+++ Extracted data +++

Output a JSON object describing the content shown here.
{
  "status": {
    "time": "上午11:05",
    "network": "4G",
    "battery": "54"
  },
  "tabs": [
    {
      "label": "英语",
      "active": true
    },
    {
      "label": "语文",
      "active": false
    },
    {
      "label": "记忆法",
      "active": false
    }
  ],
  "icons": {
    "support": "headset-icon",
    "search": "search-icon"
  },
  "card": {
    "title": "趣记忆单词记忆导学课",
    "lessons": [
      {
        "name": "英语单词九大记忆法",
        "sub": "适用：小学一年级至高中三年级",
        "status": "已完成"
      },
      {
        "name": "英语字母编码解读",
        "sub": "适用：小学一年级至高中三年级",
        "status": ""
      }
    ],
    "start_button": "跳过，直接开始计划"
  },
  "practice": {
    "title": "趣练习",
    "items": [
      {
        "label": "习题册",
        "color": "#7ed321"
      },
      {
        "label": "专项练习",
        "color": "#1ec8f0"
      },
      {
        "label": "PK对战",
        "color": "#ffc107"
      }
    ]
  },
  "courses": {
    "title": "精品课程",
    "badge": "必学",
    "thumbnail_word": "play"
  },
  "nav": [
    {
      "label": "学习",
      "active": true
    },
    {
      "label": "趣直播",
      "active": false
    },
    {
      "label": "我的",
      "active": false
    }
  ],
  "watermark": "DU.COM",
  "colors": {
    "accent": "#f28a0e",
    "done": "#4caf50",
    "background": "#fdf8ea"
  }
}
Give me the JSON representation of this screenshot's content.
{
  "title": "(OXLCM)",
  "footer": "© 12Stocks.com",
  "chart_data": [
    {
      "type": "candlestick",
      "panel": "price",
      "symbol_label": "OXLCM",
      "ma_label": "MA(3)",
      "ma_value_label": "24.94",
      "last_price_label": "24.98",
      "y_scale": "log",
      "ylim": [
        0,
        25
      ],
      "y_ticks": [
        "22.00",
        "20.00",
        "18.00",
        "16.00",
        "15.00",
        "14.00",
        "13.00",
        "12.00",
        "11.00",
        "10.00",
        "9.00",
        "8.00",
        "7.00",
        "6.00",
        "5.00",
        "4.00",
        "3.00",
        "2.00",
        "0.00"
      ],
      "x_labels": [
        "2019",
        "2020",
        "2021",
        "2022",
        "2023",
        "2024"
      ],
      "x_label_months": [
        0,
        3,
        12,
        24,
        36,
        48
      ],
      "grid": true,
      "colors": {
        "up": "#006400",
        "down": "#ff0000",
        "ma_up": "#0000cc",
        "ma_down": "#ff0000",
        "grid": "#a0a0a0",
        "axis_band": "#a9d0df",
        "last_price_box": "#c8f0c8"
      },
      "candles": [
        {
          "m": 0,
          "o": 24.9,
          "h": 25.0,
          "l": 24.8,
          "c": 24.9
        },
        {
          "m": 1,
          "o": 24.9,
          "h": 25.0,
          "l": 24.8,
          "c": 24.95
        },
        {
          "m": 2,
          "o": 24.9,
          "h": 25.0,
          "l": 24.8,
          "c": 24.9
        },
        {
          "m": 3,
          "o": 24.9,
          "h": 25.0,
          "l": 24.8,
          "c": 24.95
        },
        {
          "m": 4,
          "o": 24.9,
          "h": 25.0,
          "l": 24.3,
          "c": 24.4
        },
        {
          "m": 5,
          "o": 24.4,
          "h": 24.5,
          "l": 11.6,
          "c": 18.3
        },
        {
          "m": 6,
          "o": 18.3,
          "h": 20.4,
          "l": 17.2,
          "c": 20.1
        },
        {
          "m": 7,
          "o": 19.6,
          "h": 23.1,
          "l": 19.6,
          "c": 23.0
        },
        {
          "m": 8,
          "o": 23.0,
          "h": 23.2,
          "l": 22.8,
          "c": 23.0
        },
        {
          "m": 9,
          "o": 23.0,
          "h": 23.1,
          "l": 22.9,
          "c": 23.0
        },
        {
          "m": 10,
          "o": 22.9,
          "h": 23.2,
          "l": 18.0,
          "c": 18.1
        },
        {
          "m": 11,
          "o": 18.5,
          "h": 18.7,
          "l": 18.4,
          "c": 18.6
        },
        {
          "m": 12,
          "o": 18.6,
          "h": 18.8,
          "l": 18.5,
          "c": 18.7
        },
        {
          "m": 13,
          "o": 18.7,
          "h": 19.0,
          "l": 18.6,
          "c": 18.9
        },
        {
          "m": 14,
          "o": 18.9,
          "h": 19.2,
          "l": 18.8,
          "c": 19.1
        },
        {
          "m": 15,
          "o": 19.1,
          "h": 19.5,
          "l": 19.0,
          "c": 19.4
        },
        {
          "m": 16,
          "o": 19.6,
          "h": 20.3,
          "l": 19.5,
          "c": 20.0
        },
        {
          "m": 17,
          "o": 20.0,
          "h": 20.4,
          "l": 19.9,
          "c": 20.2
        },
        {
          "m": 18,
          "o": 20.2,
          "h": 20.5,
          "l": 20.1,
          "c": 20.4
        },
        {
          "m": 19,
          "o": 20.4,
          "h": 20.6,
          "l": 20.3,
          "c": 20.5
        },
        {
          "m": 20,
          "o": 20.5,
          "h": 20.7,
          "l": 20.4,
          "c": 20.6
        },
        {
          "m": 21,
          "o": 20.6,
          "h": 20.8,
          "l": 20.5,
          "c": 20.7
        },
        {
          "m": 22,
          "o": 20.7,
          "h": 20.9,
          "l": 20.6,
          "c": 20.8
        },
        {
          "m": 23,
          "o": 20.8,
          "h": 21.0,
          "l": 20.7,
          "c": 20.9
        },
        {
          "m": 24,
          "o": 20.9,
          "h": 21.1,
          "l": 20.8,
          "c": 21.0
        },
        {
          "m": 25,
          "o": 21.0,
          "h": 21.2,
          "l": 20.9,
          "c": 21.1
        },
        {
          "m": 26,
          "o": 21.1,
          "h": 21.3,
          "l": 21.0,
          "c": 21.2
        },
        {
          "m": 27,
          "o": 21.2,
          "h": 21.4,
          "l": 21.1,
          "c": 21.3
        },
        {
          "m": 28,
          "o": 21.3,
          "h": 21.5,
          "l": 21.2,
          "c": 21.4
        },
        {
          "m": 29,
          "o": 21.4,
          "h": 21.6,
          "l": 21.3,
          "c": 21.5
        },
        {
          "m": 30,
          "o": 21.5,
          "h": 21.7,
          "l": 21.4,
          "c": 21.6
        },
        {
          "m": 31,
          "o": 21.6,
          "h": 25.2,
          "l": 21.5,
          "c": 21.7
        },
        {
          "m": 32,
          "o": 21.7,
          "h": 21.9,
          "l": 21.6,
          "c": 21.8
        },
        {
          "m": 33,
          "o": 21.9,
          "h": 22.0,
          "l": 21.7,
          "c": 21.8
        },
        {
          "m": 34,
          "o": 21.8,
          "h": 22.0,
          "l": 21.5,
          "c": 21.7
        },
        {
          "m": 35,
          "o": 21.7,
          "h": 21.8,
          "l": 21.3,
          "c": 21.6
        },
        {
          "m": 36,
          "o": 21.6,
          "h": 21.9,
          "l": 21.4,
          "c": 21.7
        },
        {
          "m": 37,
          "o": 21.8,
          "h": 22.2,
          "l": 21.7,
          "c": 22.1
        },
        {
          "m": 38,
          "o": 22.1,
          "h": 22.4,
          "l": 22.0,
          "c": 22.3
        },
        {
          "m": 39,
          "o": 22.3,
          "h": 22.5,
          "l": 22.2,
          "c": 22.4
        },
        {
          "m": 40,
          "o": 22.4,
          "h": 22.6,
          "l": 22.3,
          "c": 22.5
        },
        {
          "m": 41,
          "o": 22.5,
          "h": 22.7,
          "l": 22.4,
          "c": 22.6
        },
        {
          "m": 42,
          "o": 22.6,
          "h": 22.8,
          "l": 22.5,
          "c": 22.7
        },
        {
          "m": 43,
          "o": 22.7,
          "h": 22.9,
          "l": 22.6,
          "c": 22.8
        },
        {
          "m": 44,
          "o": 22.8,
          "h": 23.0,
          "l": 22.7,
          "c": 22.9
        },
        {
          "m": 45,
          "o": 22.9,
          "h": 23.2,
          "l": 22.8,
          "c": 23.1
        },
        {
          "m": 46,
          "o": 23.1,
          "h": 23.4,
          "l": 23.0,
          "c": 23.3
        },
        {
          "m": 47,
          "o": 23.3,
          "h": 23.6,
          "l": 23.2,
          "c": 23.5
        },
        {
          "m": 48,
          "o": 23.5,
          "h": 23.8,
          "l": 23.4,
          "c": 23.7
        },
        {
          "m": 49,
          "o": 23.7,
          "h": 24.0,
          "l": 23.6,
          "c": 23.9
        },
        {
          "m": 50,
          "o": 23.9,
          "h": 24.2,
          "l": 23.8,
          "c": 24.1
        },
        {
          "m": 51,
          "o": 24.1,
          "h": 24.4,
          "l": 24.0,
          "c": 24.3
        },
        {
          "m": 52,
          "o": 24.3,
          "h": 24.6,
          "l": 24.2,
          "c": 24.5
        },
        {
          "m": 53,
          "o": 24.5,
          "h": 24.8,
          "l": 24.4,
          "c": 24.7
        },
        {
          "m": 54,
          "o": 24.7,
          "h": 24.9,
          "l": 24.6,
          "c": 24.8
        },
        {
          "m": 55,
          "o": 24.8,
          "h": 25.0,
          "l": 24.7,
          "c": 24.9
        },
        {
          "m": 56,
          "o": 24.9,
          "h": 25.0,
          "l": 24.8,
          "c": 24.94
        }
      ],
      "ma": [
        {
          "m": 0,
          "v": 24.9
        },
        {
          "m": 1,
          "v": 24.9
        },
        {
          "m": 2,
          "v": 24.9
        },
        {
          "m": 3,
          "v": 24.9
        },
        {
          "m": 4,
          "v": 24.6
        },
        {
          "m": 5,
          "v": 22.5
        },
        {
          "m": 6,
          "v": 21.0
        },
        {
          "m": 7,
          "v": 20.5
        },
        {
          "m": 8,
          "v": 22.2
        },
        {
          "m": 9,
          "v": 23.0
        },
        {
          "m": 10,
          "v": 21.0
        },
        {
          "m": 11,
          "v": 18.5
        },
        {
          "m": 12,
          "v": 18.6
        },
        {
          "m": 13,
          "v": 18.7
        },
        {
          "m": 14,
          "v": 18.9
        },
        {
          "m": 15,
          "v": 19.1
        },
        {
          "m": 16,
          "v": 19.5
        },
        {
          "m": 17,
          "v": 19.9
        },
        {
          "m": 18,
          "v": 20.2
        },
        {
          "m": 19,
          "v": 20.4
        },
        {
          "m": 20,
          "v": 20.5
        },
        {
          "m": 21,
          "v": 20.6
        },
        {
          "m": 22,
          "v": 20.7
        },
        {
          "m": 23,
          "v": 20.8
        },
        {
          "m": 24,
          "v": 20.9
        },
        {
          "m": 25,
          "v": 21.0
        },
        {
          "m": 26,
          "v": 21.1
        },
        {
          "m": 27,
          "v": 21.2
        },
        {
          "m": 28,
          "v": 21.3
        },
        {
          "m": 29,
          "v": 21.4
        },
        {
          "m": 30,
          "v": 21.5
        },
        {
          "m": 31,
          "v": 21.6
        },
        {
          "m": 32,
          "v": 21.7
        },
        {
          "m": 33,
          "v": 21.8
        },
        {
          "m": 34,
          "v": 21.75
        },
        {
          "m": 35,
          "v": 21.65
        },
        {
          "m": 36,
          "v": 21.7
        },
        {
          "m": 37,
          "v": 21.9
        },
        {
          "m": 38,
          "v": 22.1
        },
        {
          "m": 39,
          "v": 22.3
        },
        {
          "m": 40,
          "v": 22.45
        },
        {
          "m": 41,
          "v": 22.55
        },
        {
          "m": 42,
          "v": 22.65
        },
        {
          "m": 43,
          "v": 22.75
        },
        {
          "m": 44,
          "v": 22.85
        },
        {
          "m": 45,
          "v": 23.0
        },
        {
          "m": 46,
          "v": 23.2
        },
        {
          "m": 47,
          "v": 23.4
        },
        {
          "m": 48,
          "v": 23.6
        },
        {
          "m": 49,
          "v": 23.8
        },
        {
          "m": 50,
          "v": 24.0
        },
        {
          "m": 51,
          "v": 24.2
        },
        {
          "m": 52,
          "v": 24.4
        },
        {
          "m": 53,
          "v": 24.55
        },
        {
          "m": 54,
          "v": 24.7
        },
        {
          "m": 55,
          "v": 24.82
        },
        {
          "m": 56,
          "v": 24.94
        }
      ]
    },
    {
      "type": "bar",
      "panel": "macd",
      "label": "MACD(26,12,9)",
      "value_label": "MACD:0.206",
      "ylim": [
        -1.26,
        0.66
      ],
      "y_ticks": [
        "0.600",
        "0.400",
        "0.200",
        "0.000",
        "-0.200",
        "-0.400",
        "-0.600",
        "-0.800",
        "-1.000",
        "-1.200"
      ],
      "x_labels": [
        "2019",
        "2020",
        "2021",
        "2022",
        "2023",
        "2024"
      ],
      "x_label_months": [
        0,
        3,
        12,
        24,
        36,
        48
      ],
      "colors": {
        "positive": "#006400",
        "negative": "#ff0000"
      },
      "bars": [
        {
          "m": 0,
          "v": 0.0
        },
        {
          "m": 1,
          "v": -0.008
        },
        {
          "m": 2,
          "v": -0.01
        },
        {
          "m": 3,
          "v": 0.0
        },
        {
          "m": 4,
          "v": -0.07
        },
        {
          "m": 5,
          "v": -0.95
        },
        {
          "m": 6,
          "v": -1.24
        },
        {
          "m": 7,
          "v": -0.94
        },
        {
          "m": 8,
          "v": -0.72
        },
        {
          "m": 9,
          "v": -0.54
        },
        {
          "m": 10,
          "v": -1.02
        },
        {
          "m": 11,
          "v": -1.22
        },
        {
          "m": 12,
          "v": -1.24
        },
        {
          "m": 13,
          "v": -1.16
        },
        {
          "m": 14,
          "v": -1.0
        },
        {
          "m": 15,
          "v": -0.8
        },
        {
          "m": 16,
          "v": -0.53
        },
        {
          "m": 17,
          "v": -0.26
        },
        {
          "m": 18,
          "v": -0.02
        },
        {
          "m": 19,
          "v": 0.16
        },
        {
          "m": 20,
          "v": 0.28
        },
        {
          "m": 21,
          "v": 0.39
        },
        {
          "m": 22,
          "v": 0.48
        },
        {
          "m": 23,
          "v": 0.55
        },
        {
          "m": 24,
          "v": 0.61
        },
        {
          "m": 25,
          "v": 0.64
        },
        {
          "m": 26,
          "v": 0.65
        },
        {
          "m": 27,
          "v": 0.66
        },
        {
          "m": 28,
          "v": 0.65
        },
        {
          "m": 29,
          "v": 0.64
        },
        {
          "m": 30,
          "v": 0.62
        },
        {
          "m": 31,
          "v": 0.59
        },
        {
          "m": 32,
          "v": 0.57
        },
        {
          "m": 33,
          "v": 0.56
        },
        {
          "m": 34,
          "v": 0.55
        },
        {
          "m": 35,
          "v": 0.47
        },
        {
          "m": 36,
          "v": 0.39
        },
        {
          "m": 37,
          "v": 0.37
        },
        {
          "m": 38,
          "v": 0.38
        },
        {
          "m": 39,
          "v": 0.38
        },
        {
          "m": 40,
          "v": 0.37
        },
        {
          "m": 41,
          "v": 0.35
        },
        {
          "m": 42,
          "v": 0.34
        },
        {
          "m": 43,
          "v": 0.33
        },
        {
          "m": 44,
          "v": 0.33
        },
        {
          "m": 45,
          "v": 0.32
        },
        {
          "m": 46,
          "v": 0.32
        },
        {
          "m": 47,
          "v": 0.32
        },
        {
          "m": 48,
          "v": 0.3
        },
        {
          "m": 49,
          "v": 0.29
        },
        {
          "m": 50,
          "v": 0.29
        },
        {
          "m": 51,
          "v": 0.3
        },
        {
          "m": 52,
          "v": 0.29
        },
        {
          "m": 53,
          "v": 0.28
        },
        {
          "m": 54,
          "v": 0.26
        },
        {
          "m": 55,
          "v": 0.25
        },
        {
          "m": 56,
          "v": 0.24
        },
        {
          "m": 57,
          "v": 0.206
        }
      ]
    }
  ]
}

+++

### Exercise prompt
Copy every line from the records above that contains the word "content".

### Exercise output
Output a JSON object describing the content shown here.
Give me the JSON representation of this screenshot's content.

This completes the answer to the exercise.